(Records provided):
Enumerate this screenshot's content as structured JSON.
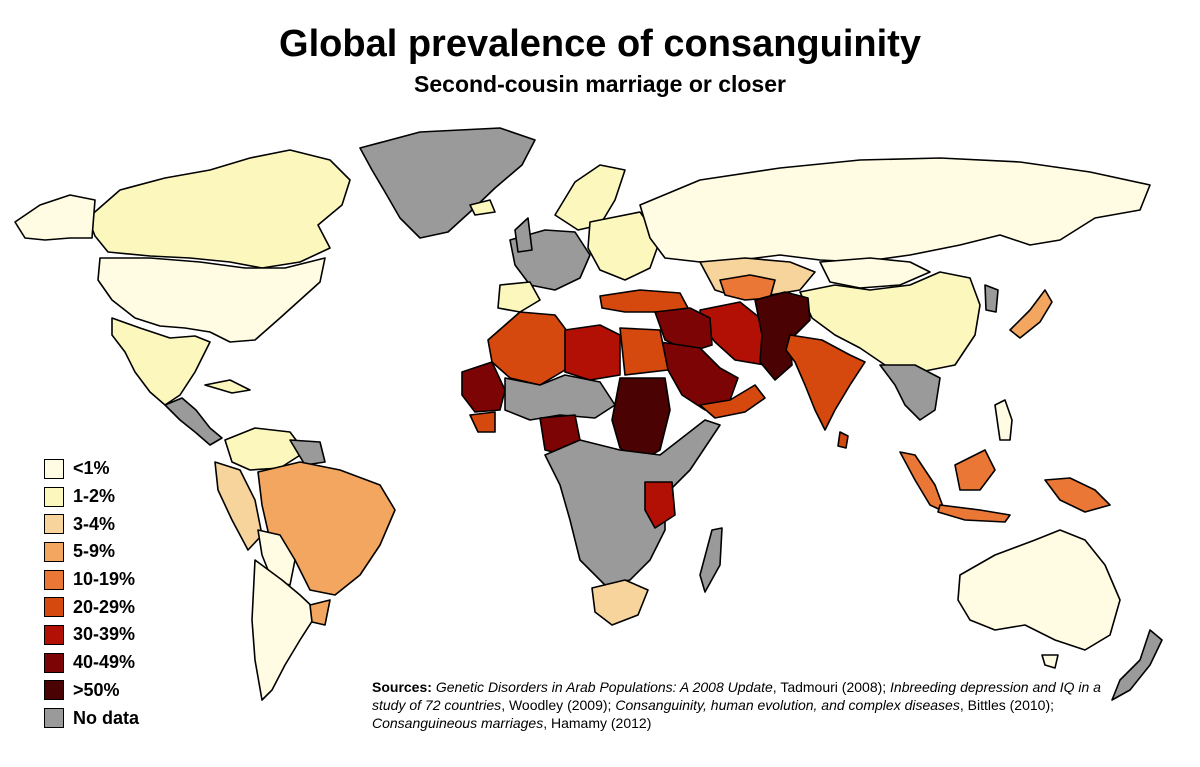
{
  "title": "Global prevalence of consanguinity",
  "subtitle": "Second-cousin marriage or closer",
  "colors": {
    "lt1": "#fffce3",
    "p1_2": "#fcf8bd",
    "p3_4": "#f7d49c",
    "p5_9": "#f2a65f",
    "p10_19": "#eb7737",
    "p20_29": "#d5480e",
    "p30_39": "#b31005",
    "p40_49": "#7d0404",
    "p50": "#4a0202",
    "nodata": "#9a9a9a"
  },
  "legend": [
    {
      "label": "<1%",
      "color": "#fffce3"
    },
    {
      "label": "1-2%",
      "color": "#fcf8bd"
    },
    {
      "label": "3-4%",
      "color": "#f7d49c"
    },
    {
      "label": "5-9%",
      "color": "#f2a65f"
    },
    {
      "label": "10-19%",
      "color": "#eb7737"
    },
    {
      "label": "20-29%",
      "color": "#d5480e"
    },
    {
      "label": "30-39%",
      "color": "#b31005"
    },
    {
      "label": "40-49%",
      "color": "#7d0404"
    },
    {
      "label": ">50%",
      "color": "#4a0202"
    },
    {
      "label": "No data",
      "color": "#9a9a9a"
    }
  ],
  "sources": {
    "label": "Sources:",
    "s1_title": "Genetic Disorders in Arab Populations: A 2008 Update",
    "s1_author": ", Tadmouri (2008); ",
    "s2_title": "Inbreeding depression and IQ in a study of 72 countries",
    "s2_author": ", Woodley (2009); ",
    "s3_title": "Consanguinity, human evolution, and complex diseases",
    "s3_author": ", Bittles (2010); ",
    "s4_title": "Consanguineous marriages",
    "s4_author": ", Hamamy (2012)"
  }
}
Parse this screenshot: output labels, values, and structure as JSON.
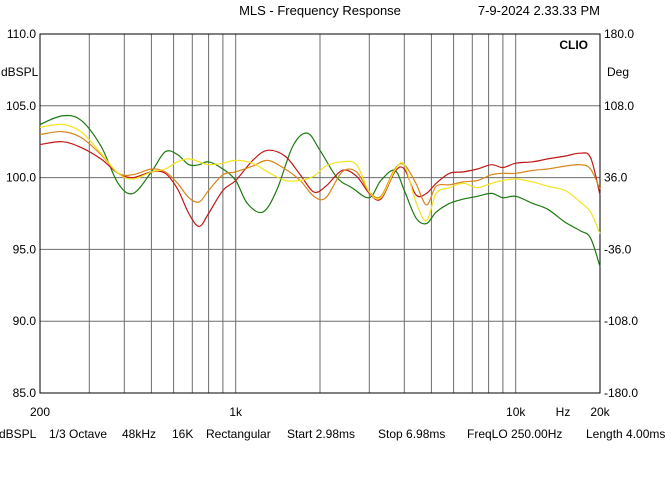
{
  "header": {
    "title": "MLS - Frequency Response",
    "timestamp": "7-9-2024 2.33.33 PM",
    "brand": "CLIO"
  },
  "chart_data": {
    "type": "line",
    "xscale": "log",
    "xlim": [
      200,
      20000
    ],
    "ylim": [
      85,
      110
    ],
    "ylim_right": [
      -180,
      180
    ],
    "ylabel": "dBSPL",
    "ylabel_right": "Deg",
    "xunit": "Hz",
    "grid": true,
    "x_tick_labels": [
      {
        "value": 200,
        "label": "200"
      },
      {
        "value": 1000,
        "label": "1k"
      },
      {
        "value": 10000,
        "label": "10k"
      },
      {
        "value": 20000,
        "label": "20k"
      }
    ],
    "x_gridlines": [
      200,
      300,
      400,
      500,
      600,
      700,
      800,
      900,
      1000,
      2000,
      3000,
      4000,
      5000,
      6000,
      7000,
      8000,
      9000,
      10000,
      20000
    ],
    "y_tick_labels_left": [
      "110.0",
      "105.0",
      "100.0",
      "95.0",
      "90.0",
      "85.0"
    ],
    "y_tick_values_left": [
      110,
      105,
      100,
      95,
      90,
      85
    ],
    "y_tick_labels_right": [
      "180.0",
      "108.0",
      "36.0",
      "-36.0",
      "-108.0",
      "-180.0"
    ],
    "series": [
      {
        "color": "#1b7a10",
        "x": [
          200,
          240,
          280,
          330,
          380,
          430,
          500,
          560,
          620,
          680,
          740,
          800,
          900,
          1000,
          1100,
          1250,
          1400,
          1600,
          1800,
          2000,
          2300,
          2600,
          3000,
          3300,
          3700,
          4000,
          4400,
          4800,
          5200,
          5800,
          6500,
          7300,
          8200,
          9000,
          10000,
          11500,
          13000,
          15000,
          17000,
          18500,
          20000
        ],
        "y": [
          103.7,
          104.3,
          104.0,
          102.2,
          99.6,
          98.9,
          100.4,
          101.8,
          101.6,
          100.9,
          100.9,
          101.1,
          100.6,
          99.8,
          98.2,
          97.6,
          99.1,
          102.2,
          103.1,
          101.9,
          100.0,
          99.3,
          98.6,
          99.8,
          100.5,
          99.1,
          97.2,
          96.8,
          97.6,
          98.2,
          98.5,
          98.7,
          98.9,
          98.6,
          98.7,
          98.2,
          97.8,
          96.9,
          96.3,
          95.8,
          93.8
        ]
      },
      {
        "color": "#c01818",
        "x": [
          200,
          240,
          280,
          330,
          380,
          430,
          500,
          560,
          620,
          680,
          740,
          800,
          900,
          1000,
          1150,
          1300,
          1500,
          1700,
          1900,
          2100,
          2400,
          2700,
          3000,
          3300,
          3700,
          4000,
          4400,
          4800,
          5200,
          5800,
          6500,
          7300,
          8200,
          9000,
          10000,
          11500,
          13000,
          15000,
          17000,
          18500,
          20000
        ],
        "y": [
          102.3,
          102.5,
          102.1,
          101.3,
          100.3,
          100.0,
          100.4,
          100.3,
          99.2,
          97.5,
          96.6,
          97.5,
          99.1,
          99.8,
          101.2,
          101.9,
          101.5,
          100.2,
          99.0,
          99.4,
          100.5,
          100.1,
          98.9,
          98.5,
          100.4,
          100.6,
          98.8,
          98.9,
          99.6,
          100.3,
          100.4,
          100.6,
          100.9,
          100.7,
          101.0,
          101.1,
          101.3,
          101.5,
          101.7,
          101.4,
          98.8
        ]
      },
      {
        "color": "#d8861c",
        "x": [
          200,
          240,
          280,
          330,
          380,
          430,
          500,
          560,
          620,
          680,
          740,
          800,
          900,
          1000,
          1150,
          1300,
          1500,
          1700,
          1900,
          2100,
          2400,
          2700,
          3000,
          3300,
          3700,
          4000,
          4400,
          4800,
          5200,
          5800,
          6500,
          7300,
          8200,
          9000,
          10000,
          11500,
          13000,
          15000,
          17000,
          18500,
          20000
        ],
        "y": [
          103.0,
          103.2,
          102.8,
          101.6,
          100.3,
          100.2,
          100.6,
          100.4,
          99.6,
          98.6,
          98.3,
          99.1,
          100.2,
          100.4,
          100.8,
          101.2,
          100.6,
          99.8,
          98.7,
          98.6,
          100.4,
          100.4,
          99.0,
          98.7,
          100.6,
          100.9,
          99.6,
          98.1,
          99.4,
          99.5,
          99.7,
          99.8,
          100.2,
          100.3,
          100.3,
          100.5,
          100.6,
          100.8,
          100.9,
          100.6,
          99.2
        ]
      },
      {
        "color": "#f2e41f",
        "x": [
          200,
          240,
          280,
          330,
          380,
          430,
          500,
          560,
          620,
          680,
          740,
          800,
          900,
          1000,
          1150,
          1300,
          1500,
          1700,
          1900,
          2100,
          2400,
          2700,
          3000,
          3300,
          3700,
          4000,
          4400,
          4800,
          5200,
          5800,
          6500,
          7300,
          8200,
          9000,
          10000,
          11500,
          13000,
          15000,
          17000,
          18500,
          20000
        ],
        "y": [
          103.5,
          103.7,
          103.2,
          101.7,
          100.3,
          99.9,
          100.4,
          100.6,
          101.1,
          101.3,
          101.1,
          100.9,
          101.0,
          101.2,
          101.0,
          100.4,
          99.8,
          99.8,
          100.1,
          100.8,
          101.1,
          100.9,
          99.0,
          98.6,
          100.5,
          100.9,
          98.3,
          97.0,
          98.9,
          99.3,
          99.6,
          99.3,
          99.6,
          99.8,
          99.9,
          99.7,
          99.4,
          99.1,
          98.3,
          97.6,
          96.1
        ]
      }
    ]
  },
  "status_bar": {
    "unit": "dBSPL",
    "smoothing": "1/3 Octave",
    "sample_rate": "48kHz",
    "size": "16K",
    "window": "Rectangular",
    "start": "Start 2.98ms",
    "stop": "Stop 6.98ms",
    "freqlo": "FreqLO 250.00Hz",
    "length": "Length 4.00ms"
  }
}
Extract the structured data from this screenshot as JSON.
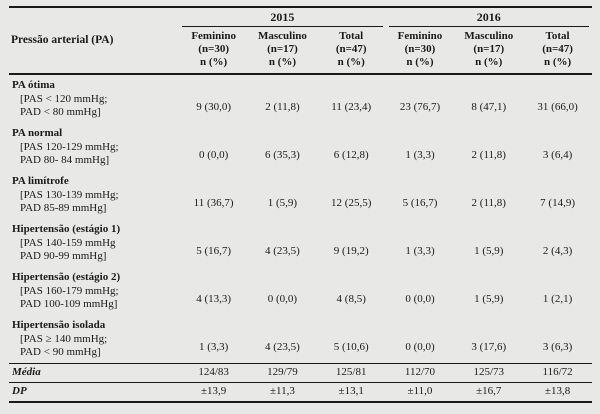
{
  "colors": {
    "background": "#e8e8e6",
    "text": "#1a1a1a",
    "rule": "#1a1a1a"
  },
  "table": {
    "row_header_label": "Pressão arterial (PA)",
    "year_groups": [
      {
        "label": "2015",
        "columns": [
          {
            "title": "Feminino",
            "n": "(n=30)",
            "stat": "n (%)"
          },
          {
            "title": "Masculino",
            "n": "(n=17)",
            "stat": "n (%)"
          },
          {
            "title": "Total",
            "n": "(n=47)",
            "stat": "n (%)"
          }
        ]
      },
      {
        "label": "2016",
        "columns": [
          {
            "title": "Feminino",
            "n": "(n=30)",
            "stat": "n (%)"
          },
          {
            "title": "Masculino",
            "n": "(n=17)",
            "stat": "n (%)"
          },
          {
            "title": "Total",
            "n": "(n=47)",
            "stat": "n (%)"
          }
        ]
      }
    ],
    "rows": [
      {
        "type": "section",
        "label": "PA ótima"
      },
      {
        "type": "data",
        "label_lines": [
          "[PAS < 120 mmHg;",
          "PAD < 80 mmHg]"
        ],
        "values": [
          "9 (30,0)",
          "2 (11,8)",
          "11 (23,4)",
          "23 (76,7)",
          "8 (47,1)",
          "31 (66,0)"
        ]
      },
      {
        "type": "section",
        "label": "PA normal"
      },
      {
        "type": "data",
        "label_lines": [
          "[PAS 120-129 mmHg;",
          "PAD 80- 84 mmHg]"
        ],
        "values": [
          "0 (0,0)",
          "6 (35,3)",
          "6 (12,8)",
          "1 (3,3)",
          "2 (11,8)",
          "3 (6,4)"
        ]
      },
      {
        "type": "section",
        "label": "PA limítrofe"
      },
      {
        "type": "data",
        "label_lines": [
          "[PAS 130-139 mmHg;",
          "PAD 85-89 mmHg]"
        ],
        "values": [
          "11 (36,7)",
          "1 (5,9)",
          "12 (25,5)",
          "5 (16,7)",
          "2 (11,8)",
          "7 (14,9)"
        ]
      },
      {
        "type": "section",
        "label": "Hipertensão (estágio 1)"
      },
      {
        "type": "data",
        "label_lines": [
          "[PAS 140-159 mmHg",
          "PAD 90-99 mmHg]"
        ],
        "values": [
          "5 (16,7)",
          "4 (23,5)",
          "9 (19,2)",
          "1 (3,3)",
          "1 (5,9)",
          "2 (4,3)"
        ]
      },
      {
        "type": "section",
        "label": "Hipertensão (estágio 2)"
      },
      {
        "type": "data",
        "label_lines": [
          "[PAS 160-179 mmHg;",
          "PAD 100-109 mmHg]"
        ],
        "values": [
          "4 (13,3)",
          "0 (0,0)",
          "4 (8,5)",
          "0 (0,0)",
          "1 (5,9)",
          "1 (2,1)"
        ]
      },
      {
        "type": "section",
        "label": "Hipertensão isolada"
      },
      {
        "type": "data",
        "label_lines": [
          "[PAS ≥ 140 mmHg;",
          "PAD < 90 mmHg]"
        ],
        "values": [
          "1 (3,3)",
          "4 (23,5)",
          "5 (10,6)",
          "0 (0,0)",
          "3 (17,6)",
          "3 (6,3)"
        ]
      },
      {
        "type": "summary",
        "label": "Média",
        "values": [
          "124/83",
          "129/79",
          "125/81",
          "112/70",
          "125/73",
          "116/72"
        ]
      },
      {
        "type": "summary",
        "label": "DP",
        "values": [
          "±13,9",
          "±11,3",
          "±13,1",
          "±11,0",
          "±16,7",
          "±13,8"
        ]
      }
    ]
  }
}
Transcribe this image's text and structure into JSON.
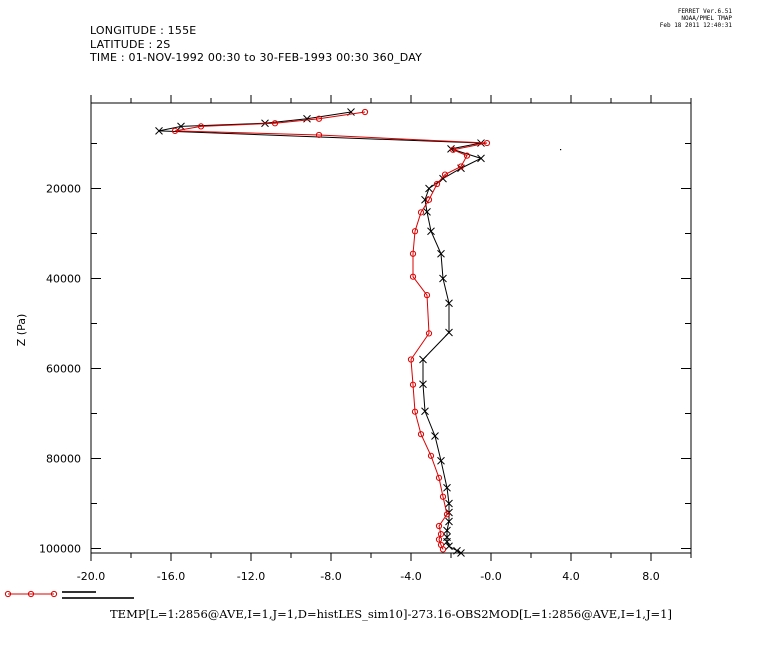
{
  "header": {
    "line1": "LONGITUDE : 155E",
    "line2": "LATITUDE : 2S",
    "line3": "TIME : 01-NOV-1992 00:30 to 30-FEB-1993 00:30 360_DAY"
  },
  "stamp": {
    "line1": "FERRET  Ver.6.51",
    "line2": "NOAA/PMEL TMAP",
    "line3": "Feb 18 2011 12:40:31"
  },
  "caption": "TEMP[L=1:2856@AVE,I=1,J=1,D=histLES_sim10]-273.16-OBS2MOD[L=1:2856@AVE,I=1,J=1]",
  "colors": {
    "series_black": "#000000",
    "series_red": "#dd0000"
  },
  "chart_data": {
    "type": "line",
    "title": "",
    "xlabel": "",
    "ylabel": "Z (Pa)",
    "xlim": [
      -20,
      10
    ],
    "ylim": [
      1000,
      101000
    ],
    "y_inverted": true,
    "x_ticks": [
      -20,
      -16,
      -12,
      -8,
      -4,
      0,
      4,
      8
    ],
    "x_tick_labels": [
      "-20.0",
      "-16.0",
      "-12.0",
      "-8.0",
      "-4.0",
      "-0.0",
      "4.0",
      "8.0"
    ],
    "y_ticks": [
      20000,
      40000,
      60000,
      80000,
      100000
    ],
    "y_tick_labels": [
      "20000",
      "40000",
      "60000",
      "80000",
      "100000"
    ],
    "grid": false,
    "legend_position": "bottom-left",
    "series": [
      {
        "color": "#000000",
        "marker": "x",
        "points": [
          [
            -7.0,
            3000
          ],
          [
            -9.2,
            4500
          ],
          [
            -11.3,
            5500
          ],
          [
            -15.5,
            6200
          ],
          [
            -16.6,
            7200
          ],
          [
            -0.5,
            9900
          ],
          [
            -2.0,
            11200
          ],
          [
            -0.5,
            13300
          ],
          [
            -1.5,
            15500
          ],
          [
            -2.4,
            17800
          ],
          [
            -3.1,
            20000
          ],
          [
            -3.3,
            22500
          ],
          [
            -3.2,
            25200
          ],
          [
            -3.0,
            29500
          ],
          [
            -2.5,
            34500
          ],
          [
            -2.4,
            40000
          ],
          [
            -2.1,
            45500
          ],
          [
            -2.1,
            52000
          ],
          [
            -3.4,
            58000
          ],
          [
            -3.4,
            63500
          ],
          [
            -3.3,
            69500
          ],
          [
            -2.8,
            75000
          ],
          [
            -2.5,
            80500
          ],
          [
            -2.2,
            86500
          ],
          [
            -2.1,
            90000
          ],
          [
            -2.1,
            92000
          ],
          [
            -2.1,
            94000
          ],
          [
            -2.2,
            96000
          ],
          [
            -2.2,
            97500
          ],
          [
            -2.2,
            98500
          ],
          [
            -2.1,
            99500
          ],
          [
            -1.7,
            100500
          ],
          [
            -1.5,
            101000
          ]
        ]
      },
      {
        "color": "#dd0000",
        "marker": "o",
        "points": [
          [
            -6.3,
            3000
          ],
          [
            -8.6,
            4500
          ],
          [
            -10.8,
            5500
          ],
          [
            -14.5,
            6200
          ],
          [
            -15.8,
            7200
          ],
          [
            -8.6,
            8100
          ],
          [
            -0.2,
            9900
          ],
          [
            -1.9,
            11400
          ],
          [
            -1.2,
            12700
          ],
          [
            -1.5,
            15100
          ],
          [
            -2.3,
            16900
          ],
          [
            -2.7,
            19000
          ],
          [
            -3.1,
            22500
          ],
          [
            -3.5,
            25300
          ],
          [
            -3.8,
            29500
          ],
          [
            -3.9,
            34500
          ],
          [
            -3.9,
            39600
          ],
          [
            -3.2,
            43700
          ],
          [
            -3.1,
            52200
          ],
          [
            -4.0,
            58000
          ],
          [
            -3.9,
            63600
          ],
          [
            -3.8,
            69600
          ],
          [
            -3.5,
            74600
          ],
          [
            -3.0,
            79400
          ],
          [
            -2.6,
            84300
          ],
          [
            -2.4,
            88500
          ],
          [
            -2.2,
            92400
          ],
          [
            -2.6,
            95000
          ],
          [
            -2.5,
            96800
          ],
          [
            -2.6,
            98000
          ],
          [
            -2.5,
            99200
          ],
          [
            -2.4,
            100200
          ]
        ]
      }
    ]
  }
}
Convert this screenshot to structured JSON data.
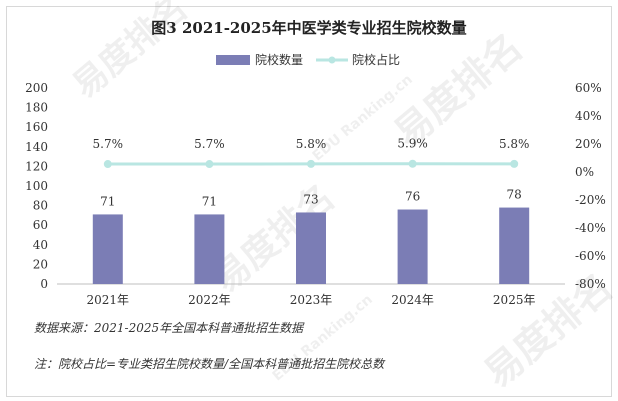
{
  "chart_data": {
    "type": "bar+line",
    "title": "图3  2021-2025年中医学类专业招生院校数量",
    "categories": [
      "2021年",
      "2022年",
      "2023年",
      "2024年",
      "2025年"
    ],
    "series": [
      {
        "name": "院校数量",
        "type": "bar",
        "axis": "left",
        "values": [
          71,
          71,
          73,
          76,
          78
        ],
        "labels": [
          "71",
          "71",
          "73",
          "76",
          "78"
        ],
        "color": "#7b7db5"
      },
      {
        "name": "院校占比",
        "type": "line",
        "axis": "right",
        "values": [
          5.7,
          5.7,
          5.8,
          5.9,
          5.8
        ],
        "labels": [
          "5.7%",
          "5.7%",
          "5.8%",
          "5.9%",
          "5.8%"
        ],
        "color": "#b9e6e2"
      }
    ],
    "y_left": {
      "min": 0,
      "max": 200,
      "ticks": [
        "0",
        "20",
        "40",
        "60",
        "80",
        "100",
        "120",
        "140",
        "160",
        "180",
        "200"
      ]
    },
    "y_right": {
      "min": -80,
      "max": 60,
      "ticks": [
        "-80%",
        "-60%",
        "-40%",
        "-20%",
        "0%",
        "20%",
        "40%",
        "60%"
      ]
    },
    "legend_position": "top-center",
    "grid": false
  },
  "notes": {
    "source": "数据来源：2021-2025年全国本科普通批招生数据",
    "formula": "注：院校占比=专业类招生院校数量/全国本科普通批招生院校总数"
  },
  "watermark": {
    "text_cn": "易度排名",
    "text_en": "EDU Ranking.cn"
  }
}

(Required work):
Give only the number of lines in the listing above that include the string "mmHg".

(Answer to this problem):
12